Goal → Find the word "COMMON" in the records below. List each line containing it.

Data listing →
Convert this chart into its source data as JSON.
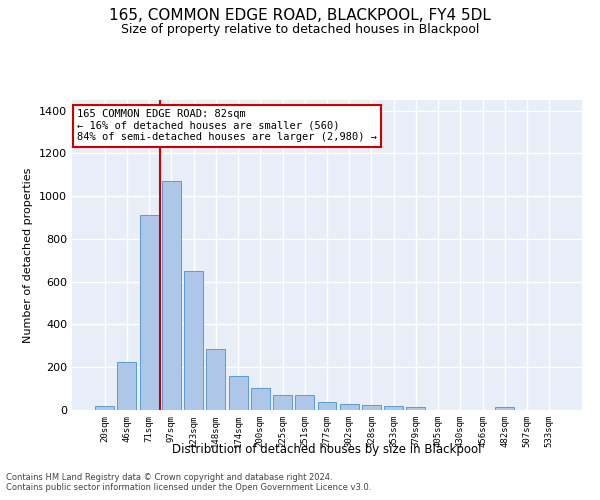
{
  "title1": "165, COMMON EDGE ROAD, BLACKPOOL, FY4 5DL",
  "title2": "Size of property relative to detached houses in Blackpool",
  "xlabel": "Distribution of detached houses by size in Blackpool",
  "ylabel": "Number of detached properties",
  "categories": [
    "20sqm",
    "46sqm",
    "71sqm",
    "97sqm",
    "123sqm",
    "148sqm",
    "174sqm",
    "200sqm",
    "225sqm",
    "251sqm",
    "277sqm",
    "302sqm",
    "328sqm",
    "353sqm",
    "379sqm",
    "405sqm",
    "430sqm",
    "456sqm",
    "482sqm",
    "507sqm",
    "533sqm"
  ],
  "values": [
    18,
    225,
    910,
    1070,
    650,
    285,
    160,
    105,
    70,
    70,
    38,
    28,
    22,
    20,
    15,
    0,
    0,
    0,
    12,
    0,
    0
  ],
  "bar_color": "#aec6e8",
  "bar_edge_color": "#5b9bd5",
  "red_line_x": 2.5,
  "annotation_text": "165 COMMON EDGE ROAD: 82sqm\n← 16% of detached houses are smaller (560)\n84% of semi-detached houses are larger (2,980) →",
  "annotation_box_color": "#ffffff",
  "annotation_box_edge_color": "#cc0000",
  "footer1": "Contains HM Land Registry data © Crown copyright and database right 2024.",
  "footer2": "Contains public sector information licensed under the Open Government Licence v3.0.",
  "ylim": [
    0,
    1450
  ],
  "yticks": [
    0,
    200,
    400,
    600,
    800,
    1000,
    1200,
    1400
  ],
  "background_color": "#e8eef8",
  "grid_color": "#ffffff",
  "title1_fontsize": 11,
  "title2_fontsize": 9
}
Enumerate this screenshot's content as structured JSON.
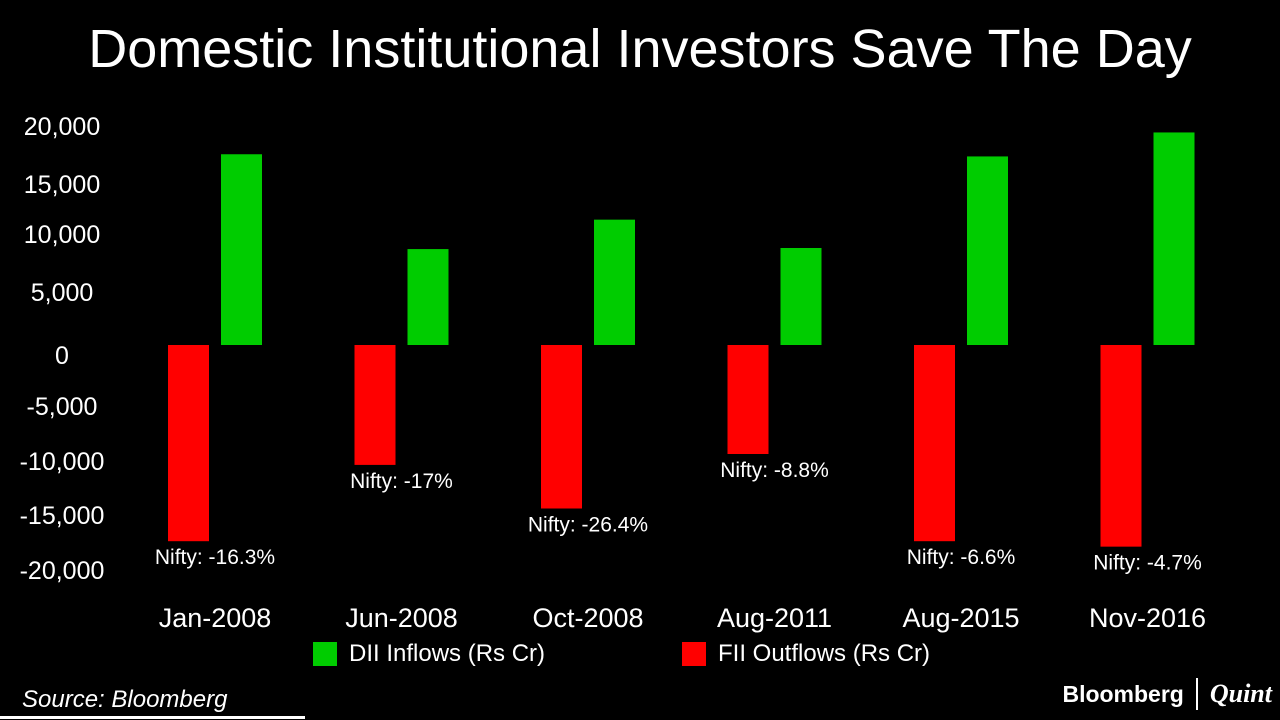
{
  "chart_data": {
    "type": "bar",
    "title": "Domestic Institutional Investors Save The Day",
    "categories": [
      "Jan-2008",
      "Jun-2008",
      "Oct-2008",
      "Aug-2011",
      "Aug-2015",
      "Nov-2016"
    ],
    "series": [
      {
        "name": "DII Inflows (Rs Cr)",
        "color": "#00cc00",
        "values": [
          17500,
          8800,
          11500,
          8900,
          17300,
          19500
        ]
      },
      {
        "name": "FII Outflows (Rs Cr)",
        "color": "#ff0000",
        "values": [
          -18000,
          -11000,
          -15000,
          -10000,
          -18000,
          -18500
        ]
      }
    ],
    "annotations": [
      "Nifty: -16.3%",
      "Nifty: -17%",
      "Nifty: -26.4%",
      "Nifty: -8.8%",
      "Nifty: -6.6%",
      "Nifty: -4.7%"
    ],
    "yticks": [
      "20,000",
      "15,000",
      "10,000",
      "5,000",
      "0",
      "-5,000",
      "-10,000",
      "-15,000",
      "-20,000"
    ],
    "ylim": [
      -20000,
      20000
    ],
    "grid": false,
    "legend_position": "bottom",
    "background": "#000000"
  },
  "source": "Source: Bloomberg",
  "brand": {
    "left": "Bloomberg",
    "right": "Quint"
  }
}
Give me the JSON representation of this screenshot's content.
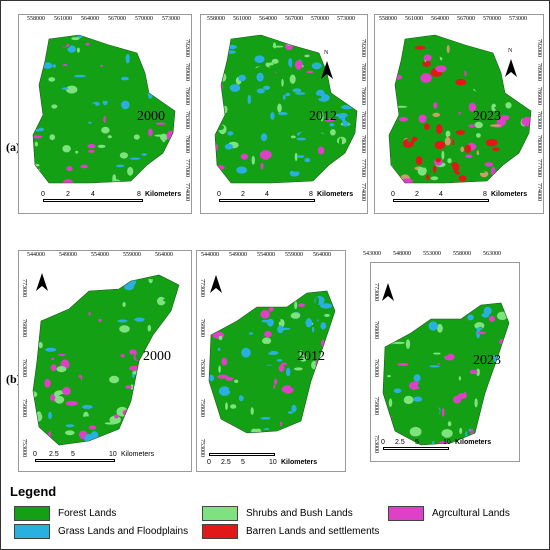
{
  "row_labels": [
    "(a)",
    "(b)"
  ],
  "row_a": {
    "north_label": "N",
    "scale": {
      "ticks": [
        "0",
        "2",
        "4",
        "8"
      ],
      "unit": "Kilometers"
    },
    "panels": [
      {
        "year": "2000",
        "x_ticks": [
          "558000",
          "561000",
          "564000",
          "567000",
          "570000",
          "573000"
        ],
        "y_ticks": [
          "792000",
          "789000",
          "786000",
          "783000",
          "780000",
          "777000",
          "774000"
        ]
      },
      {
        "year": "2012",
        "x_ticks": [
          "558000",
          "561000",
          "564000",
          "567000",
          "570000",
          "573000"
        ],
        "y_ticks": [
          "792000",
          "789000",
          "786000",
          "783000",
          "780000",
          "777000",
          "774000"
        ]
      },
      {
        "year": "2023",
        "x_ticks": [
          "558000",
          "561000",
          "564000",
          "567000",
          "570000",
          "573000"
        ],
        "y_ticks": [
          "792000",
          "789000",
          "786000",
          "783000",
          "780000",
          "777000",
          "774000"
        ]
      }
    ]
  },
  "row_b": {
    "panels": [
      {
        "year": "2000",
        "x_ticks": [
          "544000",
          "549000",
          "554000",
          "559000",
          "564000"
        ],
        "y_ticks": [
          "773000",
          "768000",
          "763000",
          "758000",
          "753000"
        ],
        "scale": {
          "ticks": [
            "0",
            "2.5",
            "5",
            "10"
          ],
          "unit": "Kilometers"
        }
      },
      {
        "year": "2012",
        "x_ticks": [
          "544000",
          "549000",
          "554000",
          "559000",
          "564000"
        ],
        "y_ticks": [
          "773000",
          "768000",
          "763000",
          "758000",
          "753000"
        ],
        "scale": {
          "ticks": [
            "0",
            "2.5",
            "5",
            "10"
          ],
          "unit": "Kilometers"
        }
      },
      {
        "year": "2023",
        "x_ticks": [
          "543000",
          "548000",
          "553000",
          "558000",
          "563000"
        ],
        "y_ticks": [
          "773000",
          "768000",
          "763000",
          "758000",
          "753000"
        ],
        "scale": {
          "ticks": [
            "0",
            "2.5",
            "5",
            "10"
          ],
          "unit": "Kilometers"
        }
      }
    ]
  },
  "legend": {
    "title": "Legend",
    "items": [
      {
        "label": "Forest Lands",
        "color": "#14a014"
      },
      {
        "label": "Shrubs and Bush Lands",
        "color": "#7ee27e"
      },
      {
        "label": "Agrcultural Lands",
        "color": "#e040c8"
      },
      {
        "label": "Grass Lands and Floodplains",
        "color": "#2ab0e0"
      },
      {
        "label": "Barren Lands and settlements",
        "color": "#e01818"
      }
    ]
  },
  "colors": {
    "forest": "#14a014",
    "shrub": "#7ee27e",
    "agri": "#e040c8",
    "grass": "#2ab0e0",
    "barren": "#e01818",
    "barren_2023": "#c9a06a"
  }
}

Finished exercise →
  "title1": "165, COMMON EDGE ROAD, BLACKPOOL, FY4 5DL",
  "annotation_text": "165 COMMON EDGE ROAD: 82sqm\n← 16% of detached houses are smaller (560)\n84% of semi-detached houses are larger (2,980) →",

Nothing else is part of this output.